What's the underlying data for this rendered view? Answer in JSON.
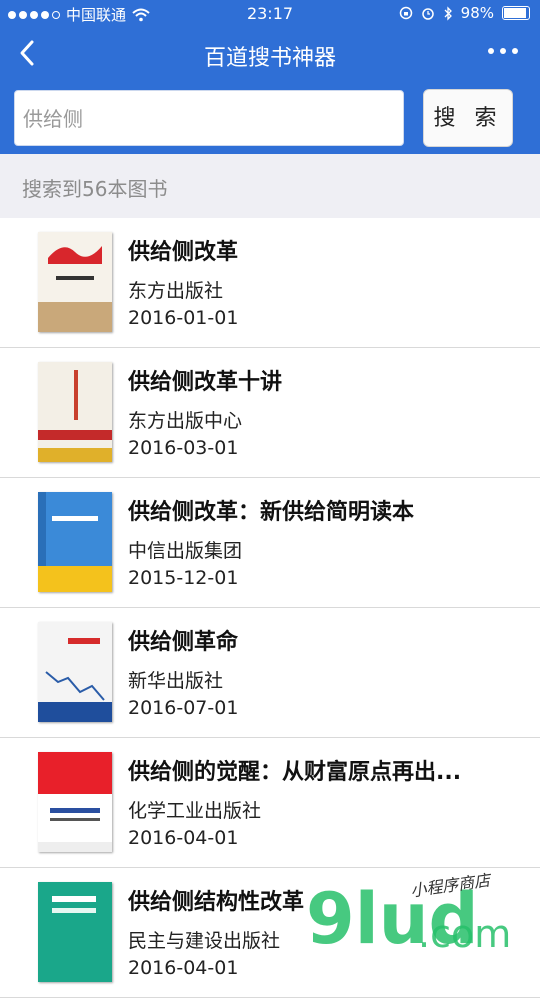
{
  "status_bar": {
    "carrier": "中国联通",
    "time": "23:17",
    "battery": "98%",
    "battery_level": 0.98
  },
  "nav": {
    "title": "百道搜书神器"
  },
  "search": {
    "value": "供给侧",
    "button_label": "搜 索"
  },
  "result_summary": "搜索到56本图书",
  "books": [
    {
      "title": "供给侧改革",
      "publisher": "东方出版社",
      "date": "2016-01-01"
    },
    {
      "title": "供给侧改革十讲",
      "publisher": "东方出版中心",
      "date": "2016-03-01"
    },
    {
      "title": "供给侧改革：新供给简明读本",
      "publisher": "中信出版集团",
      "date": "2015-12-01"
    },
    {
      "title": "供给侧革命",
      "publisher": "新华出版社",
      "date": "2016-07-01"
    },
    {
      "title": "供给侧的觉醒：从财富原点再出...",
      "publisher": "化学工业出版社",
      "date": "2016-04-01"
    },
    {
      "title": "供给侧结构性改革",
      "publisher": "民主与建设出版社",
      "date": "2016-04-01"
    }
  ],
  "watermark": {
    "brand": "9lud",
    "domain": ".com",
    "tagline": "小程序商店"
  },
  "colors": {
    "brand_blue": "#2f6fd6",
    "watermark_green": "#27c06a"
  }
}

#####

Exercise aim » Pick out, from the lines above, every one that contains the string "date".

Output below »
      "date": "2016-01-01"
      "date": "2016-03-01"
      "date": "2015-12-01"
      "date": "2016-07-01"
      "date": "2016-04-01"
      "date": "2016-04-01"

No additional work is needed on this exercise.